**Record excerpts**
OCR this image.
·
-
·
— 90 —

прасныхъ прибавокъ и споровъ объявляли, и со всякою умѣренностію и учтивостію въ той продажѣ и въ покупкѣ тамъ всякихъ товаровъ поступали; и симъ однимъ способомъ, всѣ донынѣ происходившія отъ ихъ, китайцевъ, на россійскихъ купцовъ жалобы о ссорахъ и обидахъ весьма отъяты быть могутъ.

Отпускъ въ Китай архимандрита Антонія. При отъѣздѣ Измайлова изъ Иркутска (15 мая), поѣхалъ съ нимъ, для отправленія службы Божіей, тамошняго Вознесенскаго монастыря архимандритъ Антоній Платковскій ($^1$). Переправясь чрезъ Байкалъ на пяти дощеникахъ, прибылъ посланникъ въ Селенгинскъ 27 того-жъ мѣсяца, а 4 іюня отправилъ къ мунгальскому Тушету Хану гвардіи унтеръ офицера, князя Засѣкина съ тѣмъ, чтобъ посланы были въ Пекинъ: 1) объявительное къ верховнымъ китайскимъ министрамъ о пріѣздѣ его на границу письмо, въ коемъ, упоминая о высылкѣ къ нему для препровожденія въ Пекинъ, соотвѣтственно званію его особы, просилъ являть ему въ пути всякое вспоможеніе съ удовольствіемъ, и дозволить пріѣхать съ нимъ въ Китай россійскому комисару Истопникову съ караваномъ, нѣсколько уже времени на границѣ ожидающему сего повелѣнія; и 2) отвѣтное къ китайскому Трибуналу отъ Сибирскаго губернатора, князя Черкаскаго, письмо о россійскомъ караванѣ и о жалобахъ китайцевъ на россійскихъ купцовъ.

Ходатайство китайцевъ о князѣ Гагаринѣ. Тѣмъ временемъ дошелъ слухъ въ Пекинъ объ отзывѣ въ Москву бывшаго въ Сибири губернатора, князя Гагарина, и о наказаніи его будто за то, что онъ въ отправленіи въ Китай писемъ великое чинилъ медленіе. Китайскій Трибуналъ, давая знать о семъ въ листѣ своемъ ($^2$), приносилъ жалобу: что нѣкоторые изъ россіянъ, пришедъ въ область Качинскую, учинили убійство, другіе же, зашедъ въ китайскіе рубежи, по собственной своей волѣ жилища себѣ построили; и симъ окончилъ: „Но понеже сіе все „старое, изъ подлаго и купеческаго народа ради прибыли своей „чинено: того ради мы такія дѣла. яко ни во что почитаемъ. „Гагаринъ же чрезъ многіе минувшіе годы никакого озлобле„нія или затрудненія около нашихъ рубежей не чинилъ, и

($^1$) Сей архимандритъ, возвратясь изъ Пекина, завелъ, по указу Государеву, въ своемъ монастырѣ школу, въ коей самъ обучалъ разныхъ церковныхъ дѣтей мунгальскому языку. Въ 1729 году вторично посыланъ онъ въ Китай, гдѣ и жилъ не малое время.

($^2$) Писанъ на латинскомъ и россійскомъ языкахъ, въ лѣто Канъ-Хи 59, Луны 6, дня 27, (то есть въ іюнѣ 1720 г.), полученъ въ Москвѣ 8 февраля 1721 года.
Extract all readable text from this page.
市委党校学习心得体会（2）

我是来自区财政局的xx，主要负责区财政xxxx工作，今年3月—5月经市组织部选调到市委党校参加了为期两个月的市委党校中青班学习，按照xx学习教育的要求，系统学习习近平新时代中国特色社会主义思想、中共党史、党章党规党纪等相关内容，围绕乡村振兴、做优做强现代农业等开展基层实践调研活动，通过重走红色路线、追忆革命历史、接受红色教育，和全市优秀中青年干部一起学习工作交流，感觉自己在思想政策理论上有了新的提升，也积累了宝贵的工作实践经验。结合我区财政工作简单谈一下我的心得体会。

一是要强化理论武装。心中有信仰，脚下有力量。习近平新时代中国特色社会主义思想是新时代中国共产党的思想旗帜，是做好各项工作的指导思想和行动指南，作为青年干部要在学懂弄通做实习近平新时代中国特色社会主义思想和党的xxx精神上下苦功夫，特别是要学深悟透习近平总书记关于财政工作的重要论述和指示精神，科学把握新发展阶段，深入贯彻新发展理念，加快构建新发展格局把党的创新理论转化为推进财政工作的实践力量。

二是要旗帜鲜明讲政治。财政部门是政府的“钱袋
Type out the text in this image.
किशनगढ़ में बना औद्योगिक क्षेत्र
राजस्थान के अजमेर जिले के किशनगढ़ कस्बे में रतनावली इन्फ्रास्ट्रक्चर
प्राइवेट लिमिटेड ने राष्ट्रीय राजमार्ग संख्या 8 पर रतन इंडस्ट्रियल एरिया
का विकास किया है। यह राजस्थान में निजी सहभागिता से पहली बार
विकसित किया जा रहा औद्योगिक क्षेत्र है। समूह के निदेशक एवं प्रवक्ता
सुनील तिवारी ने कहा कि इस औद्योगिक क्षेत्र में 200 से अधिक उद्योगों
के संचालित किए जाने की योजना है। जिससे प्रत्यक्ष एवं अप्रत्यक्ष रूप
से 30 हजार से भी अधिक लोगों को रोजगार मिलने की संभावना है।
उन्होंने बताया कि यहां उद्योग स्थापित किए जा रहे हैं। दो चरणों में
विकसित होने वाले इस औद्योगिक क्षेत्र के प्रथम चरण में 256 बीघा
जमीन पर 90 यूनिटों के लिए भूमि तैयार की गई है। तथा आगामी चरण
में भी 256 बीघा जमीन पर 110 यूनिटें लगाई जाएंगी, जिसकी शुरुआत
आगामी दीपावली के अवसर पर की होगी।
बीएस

**Requirements**
Each line in the material either holds the string "text" or does not. State how many do, and nothing else.

**Written solution**
2